═════ Dataset extract

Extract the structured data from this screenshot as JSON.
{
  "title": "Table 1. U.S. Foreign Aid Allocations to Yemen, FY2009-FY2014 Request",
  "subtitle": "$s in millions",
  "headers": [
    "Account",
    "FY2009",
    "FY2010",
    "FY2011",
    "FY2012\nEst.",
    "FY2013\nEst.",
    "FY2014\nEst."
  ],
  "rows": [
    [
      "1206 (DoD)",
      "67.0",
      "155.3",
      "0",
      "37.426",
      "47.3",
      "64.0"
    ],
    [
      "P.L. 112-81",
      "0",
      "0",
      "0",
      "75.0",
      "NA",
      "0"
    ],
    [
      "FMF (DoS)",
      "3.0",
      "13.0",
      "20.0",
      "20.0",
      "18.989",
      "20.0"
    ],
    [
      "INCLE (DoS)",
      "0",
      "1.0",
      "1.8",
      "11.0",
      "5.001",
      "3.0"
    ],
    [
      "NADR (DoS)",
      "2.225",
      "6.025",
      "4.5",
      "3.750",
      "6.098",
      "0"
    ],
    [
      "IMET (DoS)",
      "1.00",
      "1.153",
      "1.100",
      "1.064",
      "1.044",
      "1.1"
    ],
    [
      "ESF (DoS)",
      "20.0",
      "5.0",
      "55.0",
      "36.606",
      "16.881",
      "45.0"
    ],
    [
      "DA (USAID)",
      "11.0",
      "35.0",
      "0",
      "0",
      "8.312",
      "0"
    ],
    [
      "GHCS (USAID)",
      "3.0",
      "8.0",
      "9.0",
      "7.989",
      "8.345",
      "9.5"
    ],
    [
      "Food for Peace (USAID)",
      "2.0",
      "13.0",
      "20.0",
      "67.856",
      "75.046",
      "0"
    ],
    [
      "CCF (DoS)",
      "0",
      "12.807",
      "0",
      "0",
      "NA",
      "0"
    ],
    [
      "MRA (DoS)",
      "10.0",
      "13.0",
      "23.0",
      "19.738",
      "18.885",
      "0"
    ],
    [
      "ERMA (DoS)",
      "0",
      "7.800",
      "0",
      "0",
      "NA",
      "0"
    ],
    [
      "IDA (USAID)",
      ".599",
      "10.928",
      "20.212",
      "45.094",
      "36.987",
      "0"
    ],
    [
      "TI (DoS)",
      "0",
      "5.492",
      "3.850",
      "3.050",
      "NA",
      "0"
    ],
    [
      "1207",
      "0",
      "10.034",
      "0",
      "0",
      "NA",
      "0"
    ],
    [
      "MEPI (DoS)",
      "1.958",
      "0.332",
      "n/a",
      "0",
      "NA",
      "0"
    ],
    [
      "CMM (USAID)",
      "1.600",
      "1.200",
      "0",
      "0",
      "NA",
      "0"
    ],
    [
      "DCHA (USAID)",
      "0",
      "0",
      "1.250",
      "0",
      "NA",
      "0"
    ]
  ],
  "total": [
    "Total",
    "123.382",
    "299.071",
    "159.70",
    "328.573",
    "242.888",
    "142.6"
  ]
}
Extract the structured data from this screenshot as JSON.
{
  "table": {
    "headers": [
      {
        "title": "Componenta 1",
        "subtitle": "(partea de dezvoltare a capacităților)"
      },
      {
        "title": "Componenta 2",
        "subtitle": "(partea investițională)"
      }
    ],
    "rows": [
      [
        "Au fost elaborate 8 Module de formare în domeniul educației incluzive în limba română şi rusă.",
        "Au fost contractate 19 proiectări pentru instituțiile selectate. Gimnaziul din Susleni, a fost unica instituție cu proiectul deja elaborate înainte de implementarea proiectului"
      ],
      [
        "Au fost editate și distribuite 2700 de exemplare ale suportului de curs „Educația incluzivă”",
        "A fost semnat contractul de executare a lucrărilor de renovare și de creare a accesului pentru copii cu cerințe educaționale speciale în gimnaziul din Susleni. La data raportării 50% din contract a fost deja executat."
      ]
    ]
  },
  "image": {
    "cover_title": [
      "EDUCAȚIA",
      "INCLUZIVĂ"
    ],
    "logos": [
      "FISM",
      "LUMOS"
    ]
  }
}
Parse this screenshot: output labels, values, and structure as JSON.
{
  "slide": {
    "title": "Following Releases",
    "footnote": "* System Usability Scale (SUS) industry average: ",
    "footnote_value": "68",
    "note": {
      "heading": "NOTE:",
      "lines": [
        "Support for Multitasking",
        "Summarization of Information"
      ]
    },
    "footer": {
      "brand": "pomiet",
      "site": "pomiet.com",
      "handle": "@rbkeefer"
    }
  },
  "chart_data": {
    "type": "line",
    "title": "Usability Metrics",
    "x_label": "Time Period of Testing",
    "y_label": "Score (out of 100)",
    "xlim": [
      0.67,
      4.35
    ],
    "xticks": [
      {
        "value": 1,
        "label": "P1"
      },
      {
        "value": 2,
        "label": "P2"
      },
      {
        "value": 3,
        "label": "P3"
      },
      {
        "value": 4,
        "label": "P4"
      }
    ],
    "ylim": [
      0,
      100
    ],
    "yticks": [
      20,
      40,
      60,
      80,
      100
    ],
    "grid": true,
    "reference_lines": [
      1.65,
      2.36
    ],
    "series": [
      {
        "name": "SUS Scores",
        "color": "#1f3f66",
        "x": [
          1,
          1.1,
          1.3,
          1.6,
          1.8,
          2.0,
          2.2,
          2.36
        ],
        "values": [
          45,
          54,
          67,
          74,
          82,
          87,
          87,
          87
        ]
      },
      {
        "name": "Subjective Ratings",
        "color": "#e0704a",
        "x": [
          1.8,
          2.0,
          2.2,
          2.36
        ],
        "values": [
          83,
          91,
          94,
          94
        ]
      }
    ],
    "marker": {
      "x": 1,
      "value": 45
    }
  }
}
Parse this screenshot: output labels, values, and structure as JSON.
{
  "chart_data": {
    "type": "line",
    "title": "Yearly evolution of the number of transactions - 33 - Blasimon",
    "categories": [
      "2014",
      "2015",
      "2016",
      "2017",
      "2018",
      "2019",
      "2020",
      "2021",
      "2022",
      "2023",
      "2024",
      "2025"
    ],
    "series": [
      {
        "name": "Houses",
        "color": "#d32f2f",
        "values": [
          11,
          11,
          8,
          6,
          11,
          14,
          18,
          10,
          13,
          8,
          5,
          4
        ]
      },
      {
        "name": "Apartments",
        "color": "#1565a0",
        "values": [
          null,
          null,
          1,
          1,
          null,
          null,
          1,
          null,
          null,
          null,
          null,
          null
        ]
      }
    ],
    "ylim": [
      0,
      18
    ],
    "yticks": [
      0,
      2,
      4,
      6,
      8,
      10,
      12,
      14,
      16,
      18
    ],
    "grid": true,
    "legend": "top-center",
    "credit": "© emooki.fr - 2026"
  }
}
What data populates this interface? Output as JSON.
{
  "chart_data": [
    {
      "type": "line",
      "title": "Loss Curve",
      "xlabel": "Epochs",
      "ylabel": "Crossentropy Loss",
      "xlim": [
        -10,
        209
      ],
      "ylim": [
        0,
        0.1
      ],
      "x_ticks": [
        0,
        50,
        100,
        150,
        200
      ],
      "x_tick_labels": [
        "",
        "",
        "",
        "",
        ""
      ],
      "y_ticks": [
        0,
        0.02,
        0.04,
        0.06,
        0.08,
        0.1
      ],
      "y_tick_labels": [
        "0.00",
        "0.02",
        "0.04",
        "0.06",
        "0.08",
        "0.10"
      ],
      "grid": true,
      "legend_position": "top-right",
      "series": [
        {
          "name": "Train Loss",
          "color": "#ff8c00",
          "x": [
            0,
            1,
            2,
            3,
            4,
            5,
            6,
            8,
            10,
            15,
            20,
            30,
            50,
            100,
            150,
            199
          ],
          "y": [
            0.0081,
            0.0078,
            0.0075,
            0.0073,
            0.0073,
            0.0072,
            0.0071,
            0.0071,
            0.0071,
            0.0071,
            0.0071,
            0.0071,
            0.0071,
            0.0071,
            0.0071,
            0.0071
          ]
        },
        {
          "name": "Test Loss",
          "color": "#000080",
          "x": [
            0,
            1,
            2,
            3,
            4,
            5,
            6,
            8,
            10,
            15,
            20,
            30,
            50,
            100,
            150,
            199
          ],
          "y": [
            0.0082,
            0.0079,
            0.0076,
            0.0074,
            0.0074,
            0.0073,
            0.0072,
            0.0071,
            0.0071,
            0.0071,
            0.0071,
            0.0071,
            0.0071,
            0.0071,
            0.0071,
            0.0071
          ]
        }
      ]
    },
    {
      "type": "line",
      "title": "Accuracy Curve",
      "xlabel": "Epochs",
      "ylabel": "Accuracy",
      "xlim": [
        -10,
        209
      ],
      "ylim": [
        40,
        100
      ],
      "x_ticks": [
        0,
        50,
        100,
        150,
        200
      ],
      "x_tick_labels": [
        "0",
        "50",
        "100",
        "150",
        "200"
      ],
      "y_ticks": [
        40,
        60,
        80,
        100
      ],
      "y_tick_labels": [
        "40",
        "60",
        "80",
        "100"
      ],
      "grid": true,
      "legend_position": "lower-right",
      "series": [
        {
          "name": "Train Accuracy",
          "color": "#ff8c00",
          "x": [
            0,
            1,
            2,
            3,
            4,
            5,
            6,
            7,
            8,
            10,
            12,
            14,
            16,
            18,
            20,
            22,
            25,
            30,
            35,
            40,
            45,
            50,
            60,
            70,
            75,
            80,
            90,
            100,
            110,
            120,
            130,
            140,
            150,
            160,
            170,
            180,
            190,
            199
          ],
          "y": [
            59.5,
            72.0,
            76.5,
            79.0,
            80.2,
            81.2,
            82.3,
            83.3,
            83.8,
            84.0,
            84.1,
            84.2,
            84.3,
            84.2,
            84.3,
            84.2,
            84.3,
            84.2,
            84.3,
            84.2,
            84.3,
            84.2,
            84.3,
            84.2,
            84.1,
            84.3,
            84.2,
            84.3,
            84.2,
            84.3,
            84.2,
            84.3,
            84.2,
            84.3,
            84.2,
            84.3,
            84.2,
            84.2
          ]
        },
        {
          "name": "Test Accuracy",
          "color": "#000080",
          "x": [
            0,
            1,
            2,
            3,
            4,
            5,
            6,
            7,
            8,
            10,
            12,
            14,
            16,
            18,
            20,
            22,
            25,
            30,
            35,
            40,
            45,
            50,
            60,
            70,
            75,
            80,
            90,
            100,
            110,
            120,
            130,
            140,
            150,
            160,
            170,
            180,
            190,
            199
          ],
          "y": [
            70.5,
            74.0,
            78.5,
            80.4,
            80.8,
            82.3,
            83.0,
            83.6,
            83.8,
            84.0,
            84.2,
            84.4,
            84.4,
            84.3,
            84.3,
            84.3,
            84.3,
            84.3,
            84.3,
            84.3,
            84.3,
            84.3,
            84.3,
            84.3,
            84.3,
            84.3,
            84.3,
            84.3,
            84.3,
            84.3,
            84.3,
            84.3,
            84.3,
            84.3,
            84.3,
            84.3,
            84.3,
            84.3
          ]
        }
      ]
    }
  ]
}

══════════

Given instruction: Gather all lines of the records that include the word "Usability".

Task solution:
    "footnote": "* System Usability Scale (SUS) industry average: ",
    "title": "Usability Metrics",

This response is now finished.